Exercise task: What is the number of lines in the data that hold the string "относятся"? Reply with that number only.

Record excerpts:

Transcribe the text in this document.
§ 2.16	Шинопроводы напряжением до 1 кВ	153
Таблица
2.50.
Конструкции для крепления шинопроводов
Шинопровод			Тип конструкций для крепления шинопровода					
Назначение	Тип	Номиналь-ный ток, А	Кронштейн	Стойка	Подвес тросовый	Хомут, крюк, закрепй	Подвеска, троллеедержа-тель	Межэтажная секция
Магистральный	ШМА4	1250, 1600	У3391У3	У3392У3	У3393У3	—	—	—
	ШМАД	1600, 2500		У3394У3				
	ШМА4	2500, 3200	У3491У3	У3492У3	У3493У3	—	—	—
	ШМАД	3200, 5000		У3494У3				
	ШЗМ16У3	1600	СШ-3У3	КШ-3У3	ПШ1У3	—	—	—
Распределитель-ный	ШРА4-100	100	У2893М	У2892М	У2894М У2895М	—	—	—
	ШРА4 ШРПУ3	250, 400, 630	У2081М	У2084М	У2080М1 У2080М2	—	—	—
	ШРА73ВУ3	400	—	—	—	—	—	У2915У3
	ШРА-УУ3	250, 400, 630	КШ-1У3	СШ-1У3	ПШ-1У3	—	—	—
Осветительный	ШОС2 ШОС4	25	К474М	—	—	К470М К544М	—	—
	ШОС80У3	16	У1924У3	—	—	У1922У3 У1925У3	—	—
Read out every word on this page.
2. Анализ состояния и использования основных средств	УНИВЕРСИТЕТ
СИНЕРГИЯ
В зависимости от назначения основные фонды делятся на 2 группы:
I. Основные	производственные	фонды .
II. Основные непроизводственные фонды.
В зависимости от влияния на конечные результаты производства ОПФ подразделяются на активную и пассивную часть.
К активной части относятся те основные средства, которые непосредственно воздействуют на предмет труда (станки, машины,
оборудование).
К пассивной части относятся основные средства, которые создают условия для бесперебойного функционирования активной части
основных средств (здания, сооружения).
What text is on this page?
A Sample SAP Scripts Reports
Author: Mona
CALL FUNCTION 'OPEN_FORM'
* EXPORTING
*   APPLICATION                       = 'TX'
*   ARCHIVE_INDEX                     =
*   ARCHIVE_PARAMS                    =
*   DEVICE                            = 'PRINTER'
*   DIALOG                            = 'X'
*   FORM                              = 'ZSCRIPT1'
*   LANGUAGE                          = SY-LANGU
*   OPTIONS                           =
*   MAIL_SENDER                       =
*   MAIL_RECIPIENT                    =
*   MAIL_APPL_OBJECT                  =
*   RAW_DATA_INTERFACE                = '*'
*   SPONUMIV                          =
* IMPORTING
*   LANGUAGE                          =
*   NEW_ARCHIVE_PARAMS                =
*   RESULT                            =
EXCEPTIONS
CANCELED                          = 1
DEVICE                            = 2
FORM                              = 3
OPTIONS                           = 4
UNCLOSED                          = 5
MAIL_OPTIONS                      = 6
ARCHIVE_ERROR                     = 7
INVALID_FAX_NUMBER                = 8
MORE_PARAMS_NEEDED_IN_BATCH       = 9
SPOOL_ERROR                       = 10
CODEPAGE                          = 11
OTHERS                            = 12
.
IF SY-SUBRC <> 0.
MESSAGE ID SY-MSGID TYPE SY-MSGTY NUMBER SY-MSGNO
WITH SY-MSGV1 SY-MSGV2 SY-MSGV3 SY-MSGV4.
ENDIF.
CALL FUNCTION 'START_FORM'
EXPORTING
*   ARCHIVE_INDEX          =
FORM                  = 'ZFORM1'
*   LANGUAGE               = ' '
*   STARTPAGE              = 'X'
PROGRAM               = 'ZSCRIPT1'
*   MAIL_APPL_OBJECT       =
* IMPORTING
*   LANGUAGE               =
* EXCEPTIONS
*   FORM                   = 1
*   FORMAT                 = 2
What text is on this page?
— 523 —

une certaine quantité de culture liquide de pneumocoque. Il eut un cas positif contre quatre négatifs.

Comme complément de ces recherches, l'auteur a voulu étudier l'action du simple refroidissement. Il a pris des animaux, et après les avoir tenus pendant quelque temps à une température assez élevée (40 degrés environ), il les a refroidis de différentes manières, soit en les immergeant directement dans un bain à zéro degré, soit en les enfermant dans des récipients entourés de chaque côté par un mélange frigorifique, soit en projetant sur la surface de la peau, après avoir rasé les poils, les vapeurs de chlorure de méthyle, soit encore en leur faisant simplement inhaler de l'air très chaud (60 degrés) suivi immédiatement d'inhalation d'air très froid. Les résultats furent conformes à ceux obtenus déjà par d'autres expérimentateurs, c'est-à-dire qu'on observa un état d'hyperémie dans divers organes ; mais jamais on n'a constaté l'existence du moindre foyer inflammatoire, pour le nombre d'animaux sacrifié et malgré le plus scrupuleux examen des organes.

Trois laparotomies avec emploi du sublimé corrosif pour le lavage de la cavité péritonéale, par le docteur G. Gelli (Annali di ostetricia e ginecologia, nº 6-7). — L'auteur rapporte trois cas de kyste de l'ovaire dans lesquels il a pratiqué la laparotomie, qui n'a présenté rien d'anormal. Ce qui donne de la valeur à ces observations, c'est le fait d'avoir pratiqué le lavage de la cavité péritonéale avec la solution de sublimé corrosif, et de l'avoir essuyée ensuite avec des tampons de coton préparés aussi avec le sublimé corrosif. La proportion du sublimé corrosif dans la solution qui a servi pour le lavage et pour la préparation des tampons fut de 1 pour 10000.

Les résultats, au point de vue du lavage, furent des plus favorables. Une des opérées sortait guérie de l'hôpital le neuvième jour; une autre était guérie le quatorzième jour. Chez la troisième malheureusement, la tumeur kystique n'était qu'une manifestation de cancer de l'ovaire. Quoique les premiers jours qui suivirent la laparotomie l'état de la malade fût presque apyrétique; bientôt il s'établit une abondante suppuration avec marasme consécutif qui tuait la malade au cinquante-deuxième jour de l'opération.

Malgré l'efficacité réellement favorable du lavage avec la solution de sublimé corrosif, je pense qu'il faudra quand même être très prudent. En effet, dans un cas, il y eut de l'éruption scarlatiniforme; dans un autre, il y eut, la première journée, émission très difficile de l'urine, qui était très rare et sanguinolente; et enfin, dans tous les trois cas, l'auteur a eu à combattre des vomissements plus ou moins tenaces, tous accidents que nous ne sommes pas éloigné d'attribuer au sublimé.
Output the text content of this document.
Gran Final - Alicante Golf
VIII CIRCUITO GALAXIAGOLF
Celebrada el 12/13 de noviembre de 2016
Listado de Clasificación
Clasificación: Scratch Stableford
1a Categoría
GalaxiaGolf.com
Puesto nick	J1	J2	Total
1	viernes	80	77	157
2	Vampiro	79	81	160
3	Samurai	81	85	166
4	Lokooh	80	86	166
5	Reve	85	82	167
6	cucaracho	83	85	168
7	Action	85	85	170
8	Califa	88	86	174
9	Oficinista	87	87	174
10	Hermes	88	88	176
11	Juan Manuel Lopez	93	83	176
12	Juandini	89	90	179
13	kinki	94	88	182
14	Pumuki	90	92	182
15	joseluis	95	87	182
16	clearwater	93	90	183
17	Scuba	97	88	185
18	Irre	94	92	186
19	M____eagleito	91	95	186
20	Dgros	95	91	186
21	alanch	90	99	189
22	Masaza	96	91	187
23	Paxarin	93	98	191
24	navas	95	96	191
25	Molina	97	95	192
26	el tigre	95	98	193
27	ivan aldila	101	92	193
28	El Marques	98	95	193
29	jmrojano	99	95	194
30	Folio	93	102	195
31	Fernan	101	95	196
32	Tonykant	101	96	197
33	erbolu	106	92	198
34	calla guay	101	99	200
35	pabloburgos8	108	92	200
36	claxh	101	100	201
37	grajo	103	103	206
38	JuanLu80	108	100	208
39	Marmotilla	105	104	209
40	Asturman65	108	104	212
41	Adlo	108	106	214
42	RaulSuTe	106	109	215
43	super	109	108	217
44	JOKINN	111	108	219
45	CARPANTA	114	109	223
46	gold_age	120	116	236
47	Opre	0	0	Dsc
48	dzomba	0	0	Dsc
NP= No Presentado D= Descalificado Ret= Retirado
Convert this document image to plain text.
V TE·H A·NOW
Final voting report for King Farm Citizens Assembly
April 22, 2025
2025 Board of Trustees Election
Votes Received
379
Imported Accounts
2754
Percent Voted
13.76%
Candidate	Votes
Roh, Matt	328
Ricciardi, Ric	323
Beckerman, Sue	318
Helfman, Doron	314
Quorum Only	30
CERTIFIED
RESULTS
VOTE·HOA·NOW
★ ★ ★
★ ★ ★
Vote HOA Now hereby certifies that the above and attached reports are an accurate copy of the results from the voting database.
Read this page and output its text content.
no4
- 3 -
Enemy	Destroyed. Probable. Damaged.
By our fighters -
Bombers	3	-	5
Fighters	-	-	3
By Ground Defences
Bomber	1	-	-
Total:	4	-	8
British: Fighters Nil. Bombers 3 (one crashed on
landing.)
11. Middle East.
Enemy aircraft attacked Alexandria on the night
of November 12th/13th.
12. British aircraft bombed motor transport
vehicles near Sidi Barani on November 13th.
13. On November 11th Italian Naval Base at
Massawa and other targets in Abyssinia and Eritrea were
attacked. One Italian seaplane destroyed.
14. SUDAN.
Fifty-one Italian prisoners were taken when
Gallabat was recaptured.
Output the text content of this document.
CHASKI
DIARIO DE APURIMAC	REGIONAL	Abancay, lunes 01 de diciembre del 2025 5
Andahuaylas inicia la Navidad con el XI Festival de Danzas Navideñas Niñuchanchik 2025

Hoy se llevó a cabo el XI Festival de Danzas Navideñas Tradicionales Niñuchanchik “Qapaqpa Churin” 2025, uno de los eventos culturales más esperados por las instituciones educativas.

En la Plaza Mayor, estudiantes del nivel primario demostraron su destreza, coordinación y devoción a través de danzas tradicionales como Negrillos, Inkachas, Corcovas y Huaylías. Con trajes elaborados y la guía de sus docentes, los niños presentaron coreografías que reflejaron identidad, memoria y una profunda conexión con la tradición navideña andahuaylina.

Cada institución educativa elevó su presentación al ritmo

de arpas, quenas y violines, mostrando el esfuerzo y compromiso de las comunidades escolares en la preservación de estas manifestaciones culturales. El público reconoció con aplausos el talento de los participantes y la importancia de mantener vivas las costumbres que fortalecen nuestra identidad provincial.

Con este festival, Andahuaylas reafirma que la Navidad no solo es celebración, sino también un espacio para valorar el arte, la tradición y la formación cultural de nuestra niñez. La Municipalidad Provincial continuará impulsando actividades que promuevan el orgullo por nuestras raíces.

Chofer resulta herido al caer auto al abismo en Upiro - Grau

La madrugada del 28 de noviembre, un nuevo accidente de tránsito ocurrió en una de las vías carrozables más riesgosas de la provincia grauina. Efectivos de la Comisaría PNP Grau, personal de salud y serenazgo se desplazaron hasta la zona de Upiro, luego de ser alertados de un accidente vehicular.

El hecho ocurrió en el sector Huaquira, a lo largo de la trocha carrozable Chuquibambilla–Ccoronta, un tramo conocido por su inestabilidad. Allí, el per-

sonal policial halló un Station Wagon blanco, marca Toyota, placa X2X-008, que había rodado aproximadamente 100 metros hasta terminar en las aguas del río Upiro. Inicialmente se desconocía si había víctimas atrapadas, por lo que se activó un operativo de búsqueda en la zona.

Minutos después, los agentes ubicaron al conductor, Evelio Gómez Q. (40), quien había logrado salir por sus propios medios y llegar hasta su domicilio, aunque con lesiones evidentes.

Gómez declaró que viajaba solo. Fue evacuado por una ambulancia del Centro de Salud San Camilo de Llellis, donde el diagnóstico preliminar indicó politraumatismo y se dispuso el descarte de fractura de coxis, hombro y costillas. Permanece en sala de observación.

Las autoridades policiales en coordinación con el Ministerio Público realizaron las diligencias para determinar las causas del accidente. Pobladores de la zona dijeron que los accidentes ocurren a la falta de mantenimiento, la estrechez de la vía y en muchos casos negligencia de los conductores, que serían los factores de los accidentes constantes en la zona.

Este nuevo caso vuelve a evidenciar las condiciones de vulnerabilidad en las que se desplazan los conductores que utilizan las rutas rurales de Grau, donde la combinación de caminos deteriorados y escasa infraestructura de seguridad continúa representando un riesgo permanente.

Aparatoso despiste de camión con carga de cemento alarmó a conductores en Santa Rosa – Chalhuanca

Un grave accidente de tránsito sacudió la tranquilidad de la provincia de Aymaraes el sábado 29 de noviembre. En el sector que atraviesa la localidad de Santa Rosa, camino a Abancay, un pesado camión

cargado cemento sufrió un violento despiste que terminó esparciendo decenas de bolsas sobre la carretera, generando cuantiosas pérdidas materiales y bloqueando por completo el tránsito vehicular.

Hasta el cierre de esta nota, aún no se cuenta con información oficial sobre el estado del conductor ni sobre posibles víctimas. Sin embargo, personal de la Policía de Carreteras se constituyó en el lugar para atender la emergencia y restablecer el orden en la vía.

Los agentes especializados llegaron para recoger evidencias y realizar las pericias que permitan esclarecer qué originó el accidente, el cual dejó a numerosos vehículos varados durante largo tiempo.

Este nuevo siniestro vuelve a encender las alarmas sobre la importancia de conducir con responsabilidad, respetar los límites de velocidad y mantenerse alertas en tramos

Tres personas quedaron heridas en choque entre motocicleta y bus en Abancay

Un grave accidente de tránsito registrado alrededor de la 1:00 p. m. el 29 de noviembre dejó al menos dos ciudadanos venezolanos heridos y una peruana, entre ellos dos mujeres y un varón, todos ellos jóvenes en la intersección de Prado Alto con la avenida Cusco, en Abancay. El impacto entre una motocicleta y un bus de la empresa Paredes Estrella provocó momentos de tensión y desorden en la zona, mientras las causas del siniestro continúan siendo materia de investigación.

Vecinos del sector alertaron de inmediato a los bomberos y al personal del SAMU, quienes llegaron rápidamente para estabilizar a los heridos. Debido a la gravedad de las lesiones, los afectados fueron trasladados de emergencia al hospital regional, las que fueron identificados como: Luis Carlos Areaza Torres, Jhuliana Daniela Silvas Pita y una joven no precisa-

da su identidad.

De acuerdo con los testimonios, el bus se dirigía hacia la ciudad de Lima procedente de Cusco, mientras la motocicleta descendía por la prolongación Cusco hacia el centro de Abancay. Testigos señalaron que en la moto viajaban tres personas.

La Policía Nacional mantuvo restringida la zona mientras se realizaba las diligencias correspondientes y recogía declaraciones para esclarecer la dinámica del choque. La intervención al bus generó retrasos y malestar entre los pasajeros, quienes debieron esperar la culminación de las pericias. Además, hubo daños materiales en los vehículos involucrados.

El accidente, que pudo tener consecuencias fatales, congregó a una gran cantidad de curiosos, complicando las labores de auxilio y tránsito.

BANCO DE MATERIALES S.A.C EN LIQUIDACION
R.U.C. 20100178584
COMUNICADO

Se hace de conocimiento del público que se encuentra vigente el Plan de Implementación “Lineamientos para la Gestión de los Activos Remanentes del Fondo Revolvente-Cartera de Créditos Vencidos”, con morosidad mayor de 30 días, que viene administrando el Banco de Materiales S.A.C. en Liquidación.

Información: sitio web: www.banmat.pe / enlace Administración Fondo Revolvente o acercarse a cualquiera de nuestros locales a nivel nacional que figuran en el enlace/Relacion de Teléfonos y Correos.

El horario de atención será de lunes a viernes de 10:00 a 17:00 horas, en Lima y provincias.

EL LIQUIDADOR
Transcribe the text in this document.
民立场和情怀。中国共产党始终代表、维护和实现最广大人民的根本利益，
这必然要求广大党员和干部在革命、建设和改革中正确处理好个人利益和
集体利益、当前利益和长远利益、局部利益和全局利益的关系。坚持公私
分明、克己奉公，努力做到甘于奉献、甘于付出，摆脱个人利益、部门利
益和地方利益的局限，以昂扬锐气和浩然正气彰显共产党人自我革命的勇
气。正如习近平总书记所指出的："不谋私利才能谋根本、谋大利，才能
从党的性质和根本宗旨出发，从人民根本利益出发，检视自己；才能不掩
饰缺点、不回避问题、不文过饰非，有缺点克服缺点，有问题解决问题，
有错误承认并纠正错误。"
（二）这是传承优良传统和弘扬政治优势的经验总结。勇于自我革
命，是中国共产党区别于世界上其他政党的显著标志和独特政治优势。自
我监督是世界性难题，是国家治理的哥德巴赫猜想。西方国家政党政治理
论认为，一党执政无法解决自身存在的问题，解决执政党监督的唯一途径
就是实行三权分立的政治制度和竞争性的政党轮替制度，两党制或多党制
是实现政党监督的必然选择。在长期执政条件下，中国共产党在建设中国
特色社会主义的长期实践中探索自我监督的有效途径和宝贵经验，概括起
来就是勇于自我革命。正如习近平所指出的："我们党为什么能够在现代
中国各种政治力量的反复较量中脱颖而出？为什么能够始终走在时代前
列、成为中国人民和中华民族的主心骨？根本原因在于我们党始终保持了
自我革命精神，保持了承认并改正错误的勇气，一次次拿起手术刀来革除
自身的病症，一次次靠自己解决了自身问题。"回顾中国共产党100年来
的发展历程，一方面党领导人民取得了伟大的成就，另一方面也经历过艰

Full output: 2